(begin)

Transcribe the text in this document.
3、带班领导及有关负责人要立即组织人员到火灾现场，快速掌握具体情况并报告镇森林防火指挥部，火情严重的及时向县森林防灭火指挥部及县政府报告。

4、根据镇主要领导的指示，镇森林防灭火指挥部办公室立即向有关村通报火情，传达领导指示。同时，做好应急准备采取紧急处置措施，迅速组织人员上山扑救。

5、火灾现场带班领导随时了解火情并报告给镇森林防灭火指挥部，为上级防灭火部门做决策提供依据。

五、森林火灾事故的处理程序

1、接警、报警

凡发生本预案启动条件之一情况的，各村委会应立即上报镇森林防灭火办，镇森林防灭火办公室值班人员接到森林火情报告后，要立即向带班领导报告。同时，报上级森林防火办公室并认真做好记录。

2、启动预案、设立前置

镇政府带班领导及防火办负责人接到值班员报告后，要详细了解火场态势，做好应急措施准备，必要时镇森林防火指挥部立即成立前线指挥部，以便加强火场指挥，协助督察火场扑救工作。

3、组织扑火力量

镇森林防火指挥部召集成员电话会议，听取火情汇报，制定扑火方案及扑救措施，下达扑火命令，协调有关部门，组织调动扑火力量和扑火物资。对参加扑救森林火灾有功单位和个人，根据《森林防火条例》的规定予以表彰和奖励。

(end)

:: TASK BRIEF ::
Retype all of the material, keeping each line exact.

:: OUTPUT BELOW ::
Transcribe the text in this document.
3、带班领导及有关负责人要立即组织人员到火灾现场，快速掌握具体情况并报告镇森林防火指挥部，火情严重的及时向县森林防灭火指挥部及县政府报告。

4、根据镇主要领导的指示，镇森林防灭火指挥部办公室立即向有关村通报火情，传达领导指示。同时，做好应急准备采取紧急处置措施，迅速组织人员上山扑救。

5、火灾现场带班领导随时了解火情并报告给镇森林防灭火指挥部，为上级防灭火部门做决策提供依据。

五、森林火灾事故的处理程序

1、接警、报警

凡发生本预案启动条件之一情况的，各村委会应立即上报镇森林防灭火办，镇森林防灭火办公室值班人员接到森林火情报告后，要立即向带班领导报告。同时，报上级森林防火办公室并认真做好记录。

2、启动预案、设立前置

镇政府带班领导及防火办负责人接到值班员报告后，要详细了解火场态势，做好应急措施准备，必要时镇森林防火指挥部立即成立前线指挥部，以便加强火场指挥，协助督察火场扑救工作。

3、组织扑火力量

镇森林防火指挥部召集成员电话会议，听取火情汇报，制定扑火方案及扑救措施，下达扑火命令，协调有关部门，组织调动扑火力量和扑火物资。对参加扑救森林火灾有功单位和个人，根据《森林防火条例》的规定予以表彰和奖励。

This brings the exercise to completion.